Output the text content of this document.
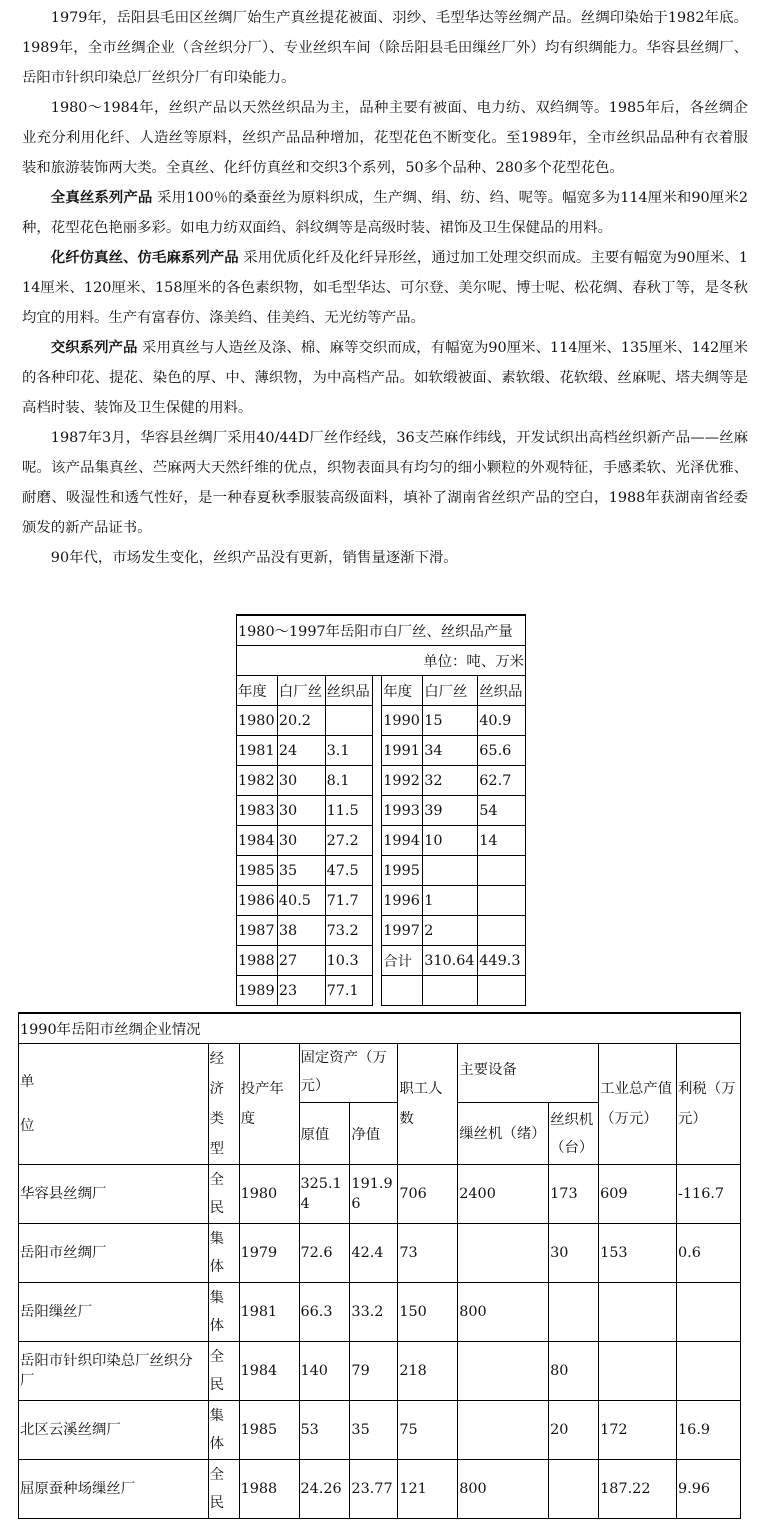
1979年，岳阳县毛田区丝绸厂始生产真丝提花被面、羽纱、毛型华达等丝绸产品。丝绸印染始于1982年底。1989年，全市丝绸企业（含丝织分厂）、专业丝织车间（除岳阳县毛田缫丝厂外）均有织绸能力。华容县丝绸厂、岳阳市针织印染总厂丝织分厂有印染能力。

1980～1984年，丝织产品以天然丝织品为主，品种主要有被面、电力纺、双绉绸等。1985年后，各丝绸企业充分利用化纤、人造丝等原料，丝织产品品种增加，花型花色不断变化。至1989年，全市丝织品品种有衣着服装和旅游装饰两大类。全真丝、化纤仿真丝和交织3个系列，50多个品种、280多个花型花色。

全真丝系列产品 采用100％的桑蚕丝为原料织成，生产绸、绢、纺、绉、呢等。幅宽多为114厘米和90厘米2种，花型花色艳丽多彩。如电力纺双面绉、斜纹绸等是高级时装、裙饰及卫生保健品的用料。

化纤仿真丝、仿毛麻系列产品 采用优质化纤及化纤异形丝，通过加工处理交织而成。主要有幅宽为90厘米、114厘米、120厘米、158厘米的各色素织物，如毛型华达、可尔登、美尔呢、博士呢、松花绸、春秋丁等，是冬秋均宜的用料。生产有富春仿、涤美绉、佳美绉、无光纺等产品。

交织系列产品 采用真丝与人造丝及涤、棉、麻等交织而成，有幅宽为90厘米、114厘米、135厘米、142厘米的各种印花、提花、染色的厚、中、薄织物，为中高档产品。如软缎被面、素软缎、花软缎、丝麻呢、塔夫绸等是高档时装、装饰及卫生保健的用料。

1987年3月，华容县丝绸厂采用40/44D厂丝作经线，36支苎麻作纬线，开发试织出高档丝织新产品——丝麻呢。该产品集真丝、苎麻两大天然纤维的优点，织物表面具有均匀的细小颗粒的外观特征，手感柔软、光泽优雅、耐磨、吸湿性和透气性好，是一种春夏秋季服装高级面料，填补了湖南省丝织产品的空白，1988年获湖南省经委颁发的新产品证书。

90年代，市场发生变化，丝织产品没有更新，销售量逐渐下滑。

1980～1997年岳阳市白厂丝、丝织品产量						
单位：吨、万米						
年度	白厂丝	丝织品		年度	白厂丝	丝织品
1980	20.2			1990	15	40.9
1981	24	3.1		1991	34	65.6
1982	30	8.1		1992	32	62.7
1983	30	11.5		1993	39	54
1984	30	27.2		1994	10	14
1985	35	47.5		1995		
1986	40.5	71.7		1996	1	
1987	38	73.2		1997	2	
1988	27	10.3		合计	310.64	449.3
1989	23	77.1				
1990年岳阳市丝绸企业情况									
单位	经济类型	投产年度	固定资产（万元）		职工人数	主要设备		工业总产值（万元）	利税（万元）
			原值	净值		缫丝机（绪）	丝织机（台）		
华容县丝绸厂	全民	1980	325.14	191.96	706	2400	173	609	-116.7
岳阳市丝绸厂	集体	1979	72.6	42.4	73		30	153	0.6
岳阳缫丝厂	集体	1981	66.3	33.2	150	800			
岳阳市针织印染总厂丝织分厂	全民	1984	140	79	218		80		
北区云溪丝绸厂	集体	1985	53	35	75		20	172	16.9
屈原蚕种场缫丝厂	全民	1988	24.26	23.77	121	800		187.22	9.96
————————
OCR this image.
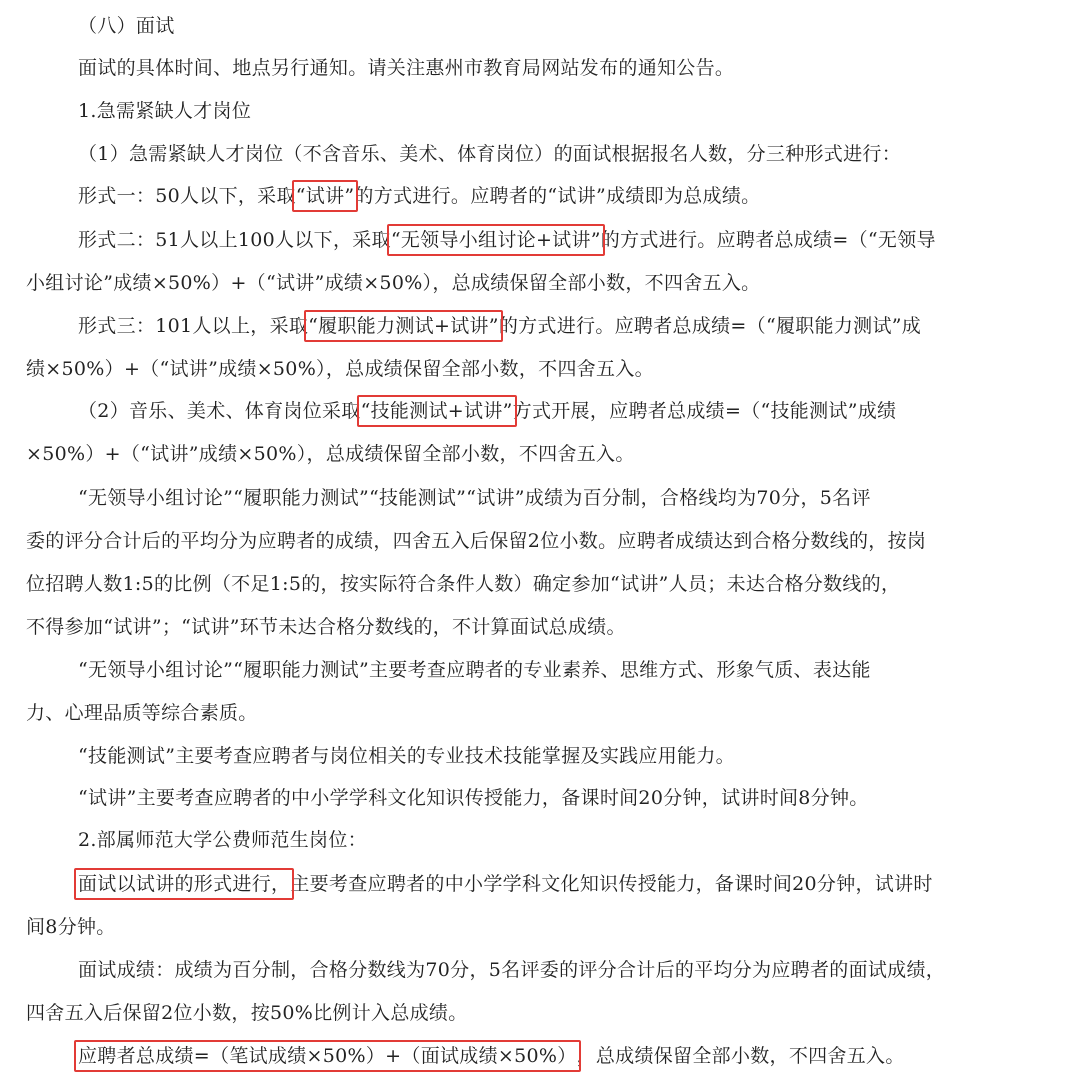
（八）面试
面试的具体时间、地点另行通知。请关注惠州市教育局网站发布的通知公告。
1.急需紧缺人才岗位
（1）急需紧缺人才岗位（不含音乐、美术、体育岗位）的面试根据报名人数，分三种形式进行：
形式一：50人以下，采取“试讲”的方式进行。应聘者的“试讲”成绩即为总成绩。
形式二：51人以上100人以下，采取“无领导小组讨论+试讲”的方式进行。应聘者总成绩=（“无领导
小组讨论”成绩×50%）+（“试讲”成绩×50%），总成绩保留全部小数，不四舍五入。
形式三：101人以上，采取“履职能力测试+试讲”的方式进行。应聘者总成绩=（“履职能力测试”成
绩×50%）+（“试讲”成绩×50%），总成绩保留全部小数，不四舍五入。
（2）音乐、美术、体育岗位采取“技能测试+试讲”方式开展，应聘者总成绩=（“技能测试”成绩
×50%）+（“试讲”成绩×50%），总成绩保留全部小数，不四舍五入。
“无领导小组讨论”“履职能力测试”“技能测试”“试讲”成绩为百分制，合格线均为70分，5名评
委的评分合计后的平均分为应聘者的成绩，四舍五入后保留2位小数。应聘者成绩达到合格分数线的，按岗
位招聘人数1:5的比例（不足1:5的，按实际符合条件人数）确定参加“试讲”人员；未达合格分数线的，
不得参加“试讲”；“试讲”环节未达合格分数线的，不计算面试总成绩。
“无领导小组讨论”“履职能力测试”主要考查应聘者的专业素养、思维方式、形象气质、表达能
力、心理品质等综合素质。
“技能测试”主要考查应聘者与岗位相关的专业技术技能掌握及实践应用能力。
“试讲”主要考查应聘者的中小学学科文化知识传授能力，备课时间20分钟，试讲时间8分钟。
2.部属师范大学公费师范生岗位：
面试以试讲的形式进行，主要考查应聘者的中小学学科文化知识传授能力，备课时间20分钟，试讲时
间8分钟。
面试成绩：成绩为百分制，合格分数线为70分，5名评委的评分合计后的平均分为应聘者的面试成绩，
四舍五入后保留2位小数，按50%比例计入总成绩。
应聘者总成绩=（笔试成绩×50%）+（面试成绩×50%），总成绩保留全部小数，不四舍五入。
————————
The problem: Using the listing above, gather each line that holds the string "总成绩保留全部小数" and copy it.

Solution to the problem:
小组讨论”成绩×50%）+（“试讲”成绩×50%），总成绩保留全部小数，不四舍五入。
绩×50%）+（“试讲”成绩×50%），总成绩保留全部小数，不四舍五入。
×50%）+（“试讲”成绩×50%），总成绩保留全部小数，不四舍五入。
应聘者总成绩=（笔试成绩×50%）+（面试成绩×50%），总成绩保留全部小数，不四舍五入。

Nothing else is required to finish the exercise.